* START Material provided *
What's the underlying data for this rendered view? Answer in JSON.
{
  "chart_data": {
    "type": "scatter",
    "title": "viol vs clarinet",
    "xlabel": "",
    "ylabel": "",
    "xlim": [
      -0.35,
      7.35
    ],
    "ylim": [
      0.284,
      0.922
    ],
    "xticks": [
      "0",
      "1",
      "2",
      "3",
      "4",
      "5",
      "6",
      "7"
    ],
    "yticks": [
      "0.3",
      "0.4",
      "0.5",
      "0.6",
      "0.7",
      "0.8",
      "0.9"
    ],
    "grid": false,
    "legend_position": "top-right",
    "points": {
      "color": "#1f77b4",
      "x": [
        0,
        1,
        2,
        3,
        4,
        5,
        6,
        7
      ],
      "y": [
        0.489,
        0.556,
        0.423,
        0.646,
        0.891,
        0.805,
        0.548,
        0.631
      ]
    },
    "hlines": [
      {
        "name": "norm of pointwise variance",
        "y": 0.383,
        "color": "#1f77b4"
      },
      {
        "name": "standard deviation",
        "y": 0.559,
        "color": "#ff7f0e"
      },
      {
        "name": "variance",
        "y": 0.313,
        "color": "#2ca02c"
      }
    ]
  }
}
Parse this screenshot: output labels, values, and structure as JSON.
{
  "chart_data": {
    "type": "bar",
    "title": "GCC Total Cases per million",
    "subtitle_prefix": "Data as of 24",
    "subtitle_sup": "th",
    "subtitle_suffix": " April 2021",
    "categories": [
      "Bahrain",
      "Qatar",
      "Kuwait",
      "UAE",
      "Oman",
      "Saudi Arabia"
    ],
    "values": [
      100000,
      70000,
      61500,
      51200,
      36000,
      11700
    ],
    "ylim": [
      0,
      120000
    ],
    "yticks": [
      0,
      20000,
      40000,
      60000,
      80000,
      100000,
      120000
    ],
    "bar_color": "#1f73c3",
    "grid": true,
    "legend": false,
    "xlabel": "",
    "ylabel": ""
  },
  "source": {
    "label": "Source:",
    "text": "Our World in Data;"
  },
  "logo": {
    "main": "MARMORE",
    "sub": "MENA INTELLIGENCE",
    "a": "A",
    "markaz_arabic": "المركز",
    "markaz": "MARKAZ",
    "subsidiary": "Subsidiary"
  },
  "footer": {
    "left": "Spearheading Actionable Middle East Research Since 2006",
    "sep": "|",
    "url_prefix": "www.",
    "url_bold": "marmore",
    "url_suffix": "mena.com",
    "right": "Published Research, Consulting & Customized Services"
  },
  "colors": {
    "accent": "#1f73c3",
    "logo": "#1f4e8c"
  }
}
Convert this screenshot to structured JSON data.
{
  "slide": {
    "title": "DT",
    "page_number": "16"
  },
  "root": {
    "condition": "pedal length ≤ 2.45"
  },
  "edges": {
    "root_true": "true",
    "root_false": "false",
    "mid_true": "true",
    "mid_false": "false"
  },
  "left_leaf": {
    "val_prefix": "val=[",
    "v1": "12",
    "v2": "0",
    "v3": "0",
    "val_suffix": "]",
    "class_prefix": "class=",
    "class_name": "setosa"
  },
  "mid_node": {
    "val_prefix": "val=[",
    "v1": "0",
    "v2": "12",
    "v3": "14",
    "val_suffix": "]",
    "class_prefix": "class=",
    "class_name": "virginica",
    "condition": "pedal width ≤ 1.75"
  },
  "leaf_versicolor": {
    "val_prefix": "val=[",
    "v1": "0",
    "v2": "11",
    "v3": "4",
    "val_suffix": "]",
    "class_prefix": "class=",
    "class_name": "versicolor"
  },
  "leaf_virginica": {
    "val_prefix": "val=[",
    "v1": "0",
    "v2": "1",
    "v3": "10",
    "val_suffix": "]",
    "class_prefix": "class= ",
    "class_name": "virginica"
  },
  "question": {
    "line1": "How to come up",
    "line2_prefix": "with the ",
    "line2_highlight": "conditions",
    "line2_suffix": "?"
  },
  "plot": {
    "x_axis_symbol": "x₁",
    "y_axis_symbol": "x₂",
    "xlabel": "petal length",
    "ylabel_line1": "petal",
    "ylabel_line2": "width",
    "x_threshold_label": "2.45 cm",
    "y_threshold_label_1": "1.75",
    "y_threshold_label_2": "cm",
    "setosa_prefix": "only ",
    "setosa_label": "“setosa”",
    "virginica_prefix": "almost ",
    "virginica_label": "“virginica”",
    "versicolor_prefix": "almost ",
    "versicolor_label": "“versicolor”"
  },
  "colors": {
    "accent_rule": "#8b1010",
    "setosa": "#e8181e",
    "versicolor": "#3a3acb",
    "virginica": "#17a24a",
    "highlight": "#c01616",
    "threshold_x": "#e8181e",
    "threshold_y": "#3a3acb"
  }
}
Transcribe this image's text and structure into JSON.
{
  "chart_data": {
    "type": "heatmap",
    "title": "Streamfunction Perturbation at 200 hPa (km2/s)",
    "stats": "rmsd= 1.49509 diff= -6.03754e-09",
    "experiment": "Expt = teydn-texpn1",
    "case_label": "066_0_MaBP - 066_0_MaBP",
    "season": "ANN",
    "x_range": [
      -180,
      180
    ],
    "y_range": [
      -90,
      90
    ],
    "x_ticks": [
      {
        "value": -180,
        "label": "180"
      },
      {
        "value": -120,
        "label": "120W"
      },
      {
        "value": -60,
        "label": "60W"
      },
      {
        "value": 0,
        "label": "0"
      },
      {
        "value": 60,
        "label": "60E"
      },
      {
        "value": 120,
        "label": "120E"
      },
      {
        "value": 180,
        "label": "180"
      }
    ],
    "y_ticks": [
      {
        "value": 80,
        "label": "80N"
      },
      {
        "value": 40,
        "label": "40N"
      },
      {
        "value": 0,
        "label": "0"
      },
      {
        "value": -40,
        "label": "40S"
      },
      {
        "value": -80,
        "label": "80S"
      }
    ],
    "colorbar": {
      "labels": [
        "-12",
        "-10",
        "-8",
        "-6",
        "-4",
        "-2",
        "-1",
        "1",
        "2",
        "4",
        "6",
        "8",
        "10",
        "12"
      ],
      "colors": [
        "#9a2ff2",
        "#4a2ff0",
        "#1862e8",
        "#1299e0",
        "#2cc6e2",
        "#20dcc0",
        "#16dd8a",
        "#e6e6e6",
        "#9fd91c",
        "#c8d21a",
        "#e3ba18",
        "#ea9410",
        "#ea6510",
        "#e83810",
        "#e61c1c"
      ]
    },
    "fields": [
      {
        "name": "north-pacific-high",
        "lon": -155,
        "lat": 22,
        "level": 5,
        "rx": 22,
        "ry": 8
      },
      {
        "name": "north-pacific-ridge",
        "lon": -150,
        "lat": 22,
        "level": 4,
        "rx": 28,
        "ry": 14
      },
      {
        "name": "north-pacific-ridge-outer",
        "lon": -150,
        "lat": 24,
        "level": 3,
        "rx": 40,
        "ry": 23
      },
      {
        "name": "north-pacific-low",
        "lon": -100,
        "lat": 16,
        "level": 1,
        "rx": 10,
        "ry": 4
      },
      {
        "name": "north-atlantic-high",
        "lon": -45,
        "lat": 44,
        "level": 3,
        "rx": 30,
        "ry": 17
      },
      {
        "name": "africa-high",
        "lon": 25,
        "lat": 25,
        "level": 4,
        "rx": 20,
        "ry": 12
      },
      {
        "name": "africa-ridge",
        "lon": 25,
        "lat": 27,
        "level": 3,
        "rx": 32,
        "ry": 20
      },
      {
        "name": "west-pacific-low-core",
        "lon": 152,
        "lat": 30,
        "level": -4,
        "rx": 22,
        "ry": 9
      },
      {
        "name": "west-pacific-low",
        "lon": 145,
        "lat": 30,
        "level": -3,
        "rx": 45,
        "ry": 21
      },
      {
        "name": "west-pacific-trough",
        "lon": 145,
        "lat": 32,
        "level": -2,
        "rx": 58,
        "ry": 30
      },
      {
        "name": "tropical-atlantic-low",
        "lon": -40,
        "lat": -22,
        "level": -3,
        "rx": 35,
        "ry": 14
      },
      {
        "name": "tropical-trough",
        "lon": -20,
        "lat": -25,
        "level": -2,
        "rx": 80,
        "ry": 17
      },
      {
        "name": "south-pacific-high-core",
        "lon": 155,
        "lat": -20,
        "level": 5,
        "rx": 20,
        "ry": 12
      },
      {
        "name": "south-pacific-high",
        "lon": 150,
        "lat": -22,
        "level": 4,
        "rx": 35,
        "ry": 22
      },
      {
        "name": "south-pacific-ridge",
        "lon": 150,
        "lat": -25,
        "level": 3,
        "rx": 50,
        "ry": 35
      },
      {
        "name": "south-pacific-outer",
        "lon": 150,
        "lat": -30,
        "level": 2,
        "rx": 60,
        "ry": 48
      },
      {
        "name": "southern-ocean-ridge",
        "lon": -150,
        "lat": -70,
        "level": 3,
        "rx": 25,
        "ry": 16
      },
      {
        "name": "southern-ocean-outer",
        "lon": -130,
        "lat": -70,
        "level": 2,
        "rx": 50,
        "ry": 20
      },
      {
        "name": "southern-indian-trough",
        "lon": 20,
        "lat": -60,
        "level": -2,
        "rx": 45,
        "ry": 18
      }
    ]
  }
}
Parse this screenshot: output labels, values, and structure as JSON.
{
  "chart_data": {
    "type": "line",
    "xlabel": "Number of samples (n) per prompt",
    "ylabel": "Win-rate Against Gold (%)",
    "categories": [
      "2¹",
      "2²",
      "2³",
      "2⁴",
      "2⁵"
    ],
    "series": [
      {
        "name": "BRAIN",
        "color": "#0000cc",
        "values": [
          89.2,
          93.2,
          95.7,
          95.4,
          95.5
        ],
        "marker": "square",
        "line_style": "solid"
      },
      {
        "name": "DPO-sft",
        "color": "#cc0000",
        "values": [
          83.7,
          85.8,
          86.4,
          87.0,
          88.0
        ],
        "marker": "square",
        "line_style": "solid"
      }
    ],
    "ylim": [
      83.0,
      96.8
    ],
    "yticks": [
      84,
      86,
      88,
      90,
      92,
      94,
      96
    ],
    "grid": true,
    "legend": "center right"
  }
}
* END Material provided *
▶ **Job**:
Look through the entries above and list every line containing "variance".

▶ **Solution for this exercise**:
        "name": "norm of pointwise variance",
        "name": "variance",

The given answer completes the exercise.